> What is needed
Within the data below, state how many lines contain the string "seua". Provide the number only.

* start Dataset entries *

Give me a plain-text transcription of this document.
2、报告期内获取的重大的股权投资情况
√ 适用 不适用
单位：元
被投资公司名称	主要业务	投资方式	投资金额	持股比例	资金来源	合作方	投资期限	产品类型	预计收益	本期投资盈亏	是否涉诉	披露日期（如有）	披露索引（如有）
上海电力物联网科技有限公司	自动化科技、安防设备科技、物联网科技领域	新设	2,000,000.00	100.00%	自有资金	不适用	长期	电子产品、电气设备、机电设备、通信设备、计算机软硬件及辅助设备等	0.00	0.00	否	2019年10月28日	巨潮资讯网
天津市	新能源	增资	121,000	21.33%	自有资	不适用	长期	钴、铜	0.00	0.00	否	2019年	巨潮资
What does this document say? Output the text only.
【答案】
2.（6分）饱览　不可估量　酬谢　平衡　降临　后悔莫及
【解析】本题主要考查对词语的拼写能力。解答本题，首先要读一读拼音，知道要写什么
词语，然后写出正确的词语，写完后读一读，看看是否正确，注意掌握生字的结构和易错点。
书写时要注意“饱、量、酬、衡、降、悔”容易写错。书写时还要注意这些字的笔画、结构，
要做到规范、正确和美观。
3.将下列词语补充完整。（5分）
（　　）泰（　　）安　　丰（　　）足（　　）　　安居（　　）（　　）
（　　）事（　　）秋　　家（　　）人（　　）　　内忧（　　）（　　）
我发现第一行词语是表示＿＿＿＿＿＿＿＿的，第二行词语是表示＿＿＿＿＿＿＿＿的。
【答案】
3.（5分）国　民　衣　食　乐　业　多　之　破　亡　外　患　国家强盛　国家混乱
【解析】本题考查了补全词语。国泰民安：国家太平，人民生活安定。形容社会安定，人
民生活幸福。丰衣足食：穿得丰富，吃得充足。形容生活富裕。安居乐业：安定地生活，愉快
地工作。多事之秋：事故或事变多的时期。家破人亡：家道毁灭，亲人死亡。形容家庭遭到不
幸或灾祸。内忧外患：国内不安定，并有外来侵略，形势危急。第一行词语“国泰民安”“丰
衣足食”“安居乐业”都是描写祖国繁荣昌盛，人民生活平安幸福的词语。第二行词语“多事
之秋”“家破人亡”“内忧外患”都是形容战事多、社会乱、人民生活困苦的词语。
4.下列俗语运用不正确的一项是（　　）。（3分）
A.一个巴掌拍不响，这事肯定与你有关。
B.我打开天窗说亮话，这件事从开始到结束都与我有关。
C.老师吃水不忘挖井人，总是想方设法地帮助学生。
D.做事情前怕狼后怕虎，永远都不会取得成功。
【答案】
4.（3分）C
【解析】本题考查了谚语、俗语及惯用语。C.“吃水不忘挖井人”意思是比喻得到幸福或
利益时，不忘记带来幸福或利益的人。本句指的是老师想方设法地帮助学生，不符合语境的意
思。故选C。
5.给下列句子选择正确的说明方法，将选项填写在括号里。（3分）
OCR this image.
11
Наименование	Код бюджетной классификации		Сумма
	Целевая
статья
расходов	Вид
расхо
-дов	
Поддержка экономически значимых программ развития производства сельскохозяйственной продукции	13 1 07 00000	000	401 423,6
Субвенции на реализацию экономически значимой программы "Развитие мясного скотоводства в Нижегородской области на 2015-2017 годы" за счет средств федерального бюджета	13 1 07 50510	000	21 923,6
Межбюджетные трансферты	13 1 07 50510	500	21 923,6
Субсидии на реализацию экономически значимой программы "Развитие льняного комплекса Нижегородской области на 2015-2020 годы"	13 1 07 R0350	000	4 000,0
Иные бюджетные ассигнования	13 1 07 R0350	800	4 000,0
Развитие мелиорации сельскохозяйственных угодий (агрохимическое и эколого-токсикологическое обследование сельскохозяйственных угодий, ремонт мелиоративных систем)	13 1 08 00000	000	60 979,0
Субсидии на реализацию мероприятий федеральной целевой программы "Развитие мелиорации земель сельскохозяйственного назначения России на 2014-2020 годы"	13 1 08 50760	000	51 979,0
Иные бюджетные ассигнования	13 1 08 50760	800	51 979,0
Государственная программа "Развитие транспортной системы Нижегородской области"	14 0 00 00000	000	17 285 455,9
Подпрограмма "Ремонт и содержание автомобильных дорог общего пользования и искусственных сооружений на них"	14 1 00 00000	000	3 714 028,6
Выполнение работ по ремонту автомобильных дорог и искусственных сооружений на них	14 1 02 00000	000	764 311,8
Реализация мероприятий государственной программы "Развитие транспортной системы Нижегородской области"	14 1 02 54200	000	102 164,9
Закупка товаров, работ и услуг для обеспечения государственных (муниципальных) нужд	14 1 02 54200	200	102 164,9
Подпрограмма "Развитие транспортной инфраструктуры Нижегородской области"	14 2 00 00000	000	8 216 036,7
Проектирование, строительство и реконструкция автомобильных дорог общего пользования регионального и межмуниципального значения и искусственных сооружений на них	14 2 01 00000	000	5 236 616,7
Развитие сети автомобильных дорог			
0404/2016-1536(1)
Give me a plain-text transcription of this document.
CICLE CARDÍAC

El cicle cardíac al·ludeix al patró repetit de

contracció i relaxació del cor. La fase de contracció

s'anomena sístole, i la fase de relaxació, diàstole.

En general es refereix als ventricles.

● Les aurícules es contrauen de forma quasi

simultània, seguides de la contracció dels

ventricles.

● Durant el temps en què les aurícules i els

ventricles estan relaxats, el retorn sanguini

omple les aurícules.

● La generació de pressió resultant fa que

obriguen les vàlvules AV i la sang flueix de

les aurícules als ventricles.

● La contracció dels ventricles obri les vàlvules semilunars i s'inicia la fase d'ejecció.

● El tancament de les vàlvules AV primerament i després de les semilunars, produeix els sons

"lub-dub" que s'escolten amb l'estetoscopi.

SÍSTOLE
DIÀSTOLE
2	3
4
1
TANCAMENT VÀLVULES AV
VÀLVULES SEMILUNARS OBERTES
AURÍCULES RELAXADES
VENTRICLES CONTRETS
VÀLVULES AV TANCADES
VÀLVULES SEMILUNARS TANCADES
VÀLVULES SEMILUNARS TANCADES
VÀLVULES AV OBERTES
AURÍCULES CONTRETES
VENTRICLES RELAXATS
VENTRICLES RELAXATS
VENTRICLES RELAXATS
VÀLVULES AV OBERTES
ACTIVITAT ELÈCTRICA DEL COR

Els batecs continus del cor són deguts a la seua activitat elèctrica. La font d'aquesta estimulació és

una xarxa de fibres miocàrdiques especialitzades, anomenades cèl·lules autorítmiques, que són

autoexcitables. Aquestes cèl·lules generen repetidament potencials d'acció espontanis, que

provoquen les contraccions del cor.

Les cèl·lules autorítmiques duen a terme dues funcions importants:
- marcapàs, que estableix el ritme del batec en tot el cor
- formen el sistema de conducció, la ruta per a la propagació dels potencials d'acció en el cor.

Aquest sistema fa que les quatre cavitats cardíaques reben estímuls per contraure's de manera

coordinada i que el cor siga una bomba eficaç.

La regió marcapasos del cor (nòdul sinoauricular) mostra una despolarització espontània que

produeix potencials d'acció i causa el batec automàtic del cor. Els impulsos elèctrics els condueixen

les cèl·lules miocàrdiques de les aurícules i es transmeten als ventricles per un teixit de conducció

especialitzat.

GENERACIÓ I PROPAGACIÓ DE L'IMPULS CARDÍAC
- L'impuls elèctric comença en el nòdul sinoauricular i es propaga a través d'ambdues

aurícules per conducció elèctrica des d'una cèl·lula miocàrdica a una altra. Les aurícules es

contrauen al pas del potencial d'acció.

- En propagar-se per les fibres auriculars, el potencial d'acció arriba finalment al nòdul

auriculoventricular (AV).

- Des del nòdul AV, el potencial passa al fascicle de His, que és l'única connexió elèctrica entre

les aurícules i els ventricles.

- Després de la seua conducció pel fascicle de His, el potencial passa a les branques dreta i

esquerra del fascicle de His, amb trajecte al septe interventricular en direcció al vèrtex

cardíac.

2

* end Dataset entries *

> Solution for this task
2